** START **
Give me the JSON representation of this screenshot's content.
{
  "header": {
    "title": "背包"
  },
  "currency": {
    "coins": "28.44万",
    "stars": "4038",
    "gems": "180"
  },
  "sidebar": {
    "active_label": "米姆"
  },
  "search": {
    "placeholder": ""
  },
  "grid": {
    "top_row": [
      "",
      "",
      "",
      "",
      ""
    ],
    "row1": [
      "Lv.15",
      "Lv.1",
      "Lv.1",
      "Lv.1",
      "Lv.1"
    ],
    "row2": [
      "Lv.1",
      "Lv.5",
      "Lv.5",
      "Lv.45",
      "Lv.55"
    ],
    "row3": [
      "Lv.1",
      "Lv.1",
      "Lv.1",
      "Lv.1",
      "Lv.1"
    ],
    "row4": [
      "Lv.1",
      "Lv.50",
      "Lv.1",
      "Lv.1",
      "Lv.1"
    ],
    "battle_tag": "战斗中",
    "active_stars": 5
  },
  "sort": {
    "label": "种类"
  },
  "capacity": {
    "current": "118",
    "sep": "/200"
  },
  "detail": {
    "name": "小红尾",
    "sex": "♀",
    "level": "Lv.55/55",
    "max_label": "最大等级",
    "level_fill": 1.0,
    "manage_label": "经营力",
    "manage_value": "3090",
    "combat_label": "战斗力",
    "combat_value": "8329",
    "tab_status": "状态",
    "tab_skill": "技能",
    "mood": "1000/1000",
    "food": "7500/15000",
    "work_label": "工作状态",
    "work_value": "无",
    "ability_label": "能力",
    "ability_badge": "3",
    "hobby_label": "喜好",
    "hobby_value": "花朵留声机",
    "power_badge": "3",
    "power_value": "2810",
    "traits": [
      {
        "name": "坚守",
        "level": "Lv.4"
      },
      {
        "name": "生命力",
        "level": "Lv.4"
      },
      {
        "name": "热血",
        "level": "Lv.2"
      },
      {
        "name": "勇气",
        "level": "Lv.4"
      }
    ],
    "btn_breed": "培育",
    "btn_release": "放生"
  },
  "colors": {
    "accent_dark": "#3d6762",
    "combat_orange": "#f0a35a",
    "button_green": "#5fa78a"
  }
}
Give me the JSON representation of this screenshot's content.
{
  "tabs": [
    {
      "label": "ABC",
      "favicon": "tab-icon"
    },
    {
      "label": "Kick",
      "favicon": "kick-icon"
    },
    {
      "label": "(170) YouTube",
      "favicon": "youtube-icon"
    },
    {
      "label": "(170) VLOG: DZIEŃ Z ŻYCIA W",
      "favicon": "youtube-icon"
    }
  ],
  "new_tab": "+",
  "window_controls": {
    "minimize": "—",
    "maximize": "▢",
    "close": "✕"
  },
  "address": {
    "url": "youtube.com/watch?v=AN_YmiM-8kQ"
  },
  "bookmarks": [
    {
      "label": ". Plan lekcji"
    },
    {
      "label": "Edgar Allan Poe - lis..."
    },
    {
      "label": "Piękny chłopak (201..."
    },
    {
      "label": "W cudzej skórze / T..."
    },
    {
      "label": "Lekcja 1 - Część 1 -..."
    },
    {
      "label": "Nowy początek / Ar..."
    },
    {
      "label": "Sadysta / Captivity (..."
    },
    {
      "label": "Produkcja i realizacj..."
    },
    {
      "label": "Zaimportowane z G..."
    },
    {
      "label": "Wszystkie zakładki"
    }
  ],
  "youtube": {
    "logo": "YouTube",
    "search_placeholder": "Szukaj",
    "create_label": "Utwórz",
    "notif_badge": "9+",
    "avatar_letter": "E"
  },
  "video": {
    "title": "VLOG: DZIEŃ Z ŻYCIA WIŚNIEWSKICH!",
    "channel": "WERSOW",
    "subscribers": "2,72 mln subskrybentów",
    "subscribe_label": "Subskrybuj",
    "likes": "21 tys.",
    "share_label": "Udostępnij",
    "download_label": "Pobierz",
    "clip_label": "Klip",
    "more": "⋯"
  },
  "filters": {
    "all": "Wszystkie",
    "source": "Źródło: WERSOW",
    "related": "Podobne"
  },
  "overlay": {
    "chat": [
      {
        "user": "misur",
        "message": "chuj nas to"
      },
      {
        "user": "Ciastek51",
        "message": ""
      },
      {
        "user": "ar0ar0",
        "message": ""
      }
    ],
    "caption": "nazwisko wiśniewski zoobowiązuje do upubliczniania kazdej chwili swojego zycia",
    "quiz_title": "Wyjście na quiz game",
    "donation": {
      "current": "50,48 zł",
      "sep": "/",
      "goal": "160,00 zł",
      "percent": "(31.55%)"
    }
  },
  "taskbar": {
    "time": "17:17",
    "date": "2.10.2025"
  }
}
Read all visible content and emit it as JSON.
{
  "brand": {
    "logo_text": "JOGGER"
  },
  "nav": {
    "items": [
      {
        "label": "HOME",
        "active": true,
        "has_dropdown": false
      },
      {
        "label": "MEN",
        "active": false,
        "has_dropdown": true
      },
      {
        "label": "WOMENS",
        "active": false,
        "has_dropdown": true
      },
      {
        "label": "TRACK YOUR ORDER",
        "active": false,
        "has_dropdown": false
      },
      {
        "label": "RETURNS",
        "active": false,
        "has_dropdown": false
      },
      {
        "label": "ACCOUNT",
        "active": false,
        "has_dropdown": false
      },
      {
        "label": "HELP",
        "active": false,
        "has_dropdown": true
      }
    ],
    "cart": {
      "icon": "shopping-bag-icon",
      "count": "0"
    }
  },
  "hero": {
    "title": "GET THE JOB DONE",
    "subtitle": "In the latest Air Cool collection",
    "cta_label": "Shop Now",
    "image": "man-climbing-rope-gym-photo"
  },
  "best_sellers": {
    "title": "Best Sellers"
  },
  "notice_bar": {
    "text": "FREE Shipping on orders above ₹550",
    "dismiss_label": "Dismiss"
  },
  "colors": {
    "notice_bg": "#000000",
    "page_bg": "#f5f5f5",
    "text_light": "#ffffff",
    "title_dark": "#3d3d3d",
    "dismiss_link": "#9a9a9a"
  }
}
** END **
Retype the listing. Match it exactly.

» TASK OUTPUT
Give me the JSON representation of this screenshot's content.
{
  "header": {
    "title": "背包"
  },
  "currency": {
    "coins": "28.44万",
    "stars": "4038",
    "gems": "180"
  },
  "sidebar": {
    "active_label": "米姆"
  },
  "search": {
    "placeholder": ""
  },
  "grid": {
    "top_row": [
      "",
      "",
      "",
      "",
      ""
    ],
    "row1": [
      "Lv.15",
      "Lv.1",
      "Lv.1",
      "Lv.1",
      "Lv.1"
    ],
    "row2": [
      "Lv.1",
      "Lv.5",
      "Lv.5",
      "Lv.45",
      "Lv.55"
    ],
    "row3": [
      "Lv.1",
      "Lv.1",
      "Lv.1",
      "Lv.1",
      "Lv.1"
    ],
    "row4": [
      "Lv.1",
      "Lv.50",
      "Lv.1",
      "Lv.1",
      "Lv.1"
    ],
    "battle_tag": "战斗中",
    "active_stars": 5
  },
  "sort": {
    "label": "种类"
  },
  "capacity": {
    "current": "118",
    "sep": "/200"
  },
  "detail": {
    "name": "小红尾",
    "sex": "♀",
    "level": "Lv.55/55",
    "max_label": "最大等级",
    "level_fill": 1.0,
    "manage_label": "经营力",
    "manage_value": "3090",
    "combat_label": "战斗力",
    "combat_value": "8329",
    "tab_status": "状态",
    "tab_skill": "技能",
    "mood": "1000/1000",
    "food": "7500/15000",
    "work_label": "工作状态",
    "work_value": "无",
    "ability_label": "能力",
    "ability_badge": "3",
    "hobby_label": "喜好",
    "hobby_value": "花朵留声机",
    "power_badge": "3",
    "power_value": "2810",
    "traits": [
      {
        "name": "坚守",
        "level": "Lv.4"
      },
      {
        "name": "生命力",
        "level": "Lv.4"
      },
      {
        "name": "热血",
        "level": "Lv.2"
      },
      {
        "name": "勇气",
        "level": "Lv.4"
      }
    ],
    "btn_breed": "培育",
    "btn_release": "放生"
  },
  "colors": {
    "accent_dark": "#3d6762",
    "combat_orange": "#f0a35a",
    "button_green": "#5fa78a"
  }
}
Give me the JSON representation of this screenshot's content.
{
  "tabs": [
    {
      "label": "ABC",
      "favicon": "tab-icon"
    },
    {
      "label": "Kick",
      "favicon": "kick-icon"
    },
    {
      "label": "(170) YouTube",
      "favicon": "youtube-icon"
    },
    {
      "label": "(170) VLOG: DZIEŃ Z ŻYCIA W",
      "favicon": "youtube-icon"
    }
  ],
  "new_tab": "+",
  "window_controls": {
    "minimize": "—",
    "maximize": "▢",
    "close": "✕"
  },
  "address": {
    "url": "youtube.com/watch?v=AN_YmiM-8kQ"
  },
  "bookmarks": [
    {
      "label": ". Plan lekcji"
    },
    {
      "label": "Edgar Allan Poe - lis..."
    },
    {
      "label": "Piękny chłopak (201..."
    },
    {
      "label": "W cudzej skórze / T..."
    },
    {
      "label": "Lekcja 1 - Część 1 -..."
    },
    {
      "label": "Nowy początek / Ar..."
    },
    {
      "label": "Sadysta / Captivity (..."
    },
    {
      "label": "Produkcja i realizacj..."
    },
    {
      "label": "Zaimportowane z G..."
    },
    {
      "label": "Wszystkie zakładki"
    }
  ],
  "youtube": {
    "logo": "YouTube",
    "search_placeholder": "Szukaj",
    "create_label": "Utwórz",
    "notif_badge": "9+",
    "avatar_letter": "E"
  },
  "video": {
    "title": "VLOG: DZIEŃ Z ŻYCIA WIŚNIEWSKICH!",
    "channel": "WERSOW",
    "subscribers": "2,72 mln subskrybentów",
    "subscribe_label": "Subskrybuj",
    "likes": "21 tys.",
    "share_label": "Udostępnij",
    "download_label": "Pobierz",
    "clip_label": "Klip",
    "more": "⋯"
  },
  "filters": {
    "all": "Wszystkie",
    "source": "Źródło: WERSOW",
    "related": "Podobne"
  },
  "overlay": {
    "chat": [
      {
        "user": "misur",
        "message": "chuj nas to"
      },
      {
        "user": "Ciastek51",
        "message": ""
      },
      {
        "user": "ar0ar0",
        "message": ""
      }
    ],
    "caption": "nazwisko wiśniewski zoobowiązuje do upubliczniania kazdej chwili swojego zycia",
    "quiz_title": "Wyjście na quiz game",
    "donation": {
      "current": "50,48 zł",
      "sep": "/",
      "goal": "160,00 zł",
      "percent": "(31.55%)"
    }
  },
  "taskbar": {
    "time": "17:17",
    "date": "2.10.2025"
  }
}
Read all visible content and emit it as JSON.
{
  "brand": {
    "logo_text": "JOGGER"
  },
  "nav": {
    "items": [
      {
        "label": "HOME",
        "active": true,
        "has_dropdown": false
      },
      {
        "label": "MEN",
        "active": false,
        "has_dropdown": true
      },
      {
        "label": "WOMENS",
        "active": false,
        "has_dropdown": true
      },
      {
        "label": "TRACK YOUR ORDER",
        "active": false,
        "has_dropdown": false
      },
      {
        "label": "RETURNS",
        "active": false,
        "has_dropdown": false
      },
      {
        "label": "ACCOUNT",
        "active": false,
        "has_dropdown": false
      },
      {
        "label": "HELP",
        "active": false,
        "has_dropdown": true
      }
    ],
    "cart": {
      "icon": "shopping-bag-icon",
      "count": "0"
    }
  },
  "hero": {
    "title": "GET THE JOB DONE",
    "subtitle": "In the latest Air Cool collection",
    "cta_label": "Shop Now",
    "image": "man-climbing-rope-gym-photo"
  },
  "best_sellers": {
    "title": "Best Sellers"
  },
  "notice_bar": {
    "text": "FREE Shipping on orders above ₹550",
    "dismiss_label": "Dismiss"
  },
  "colors": {
    "notice_bg": "#000000",
    "page_bg": "#f5f5f5",
    "text_light": "#ffffff",
    "title_dark": "#3d3d3d",
    "dismiss_link": "#9a9a9a"
  }
}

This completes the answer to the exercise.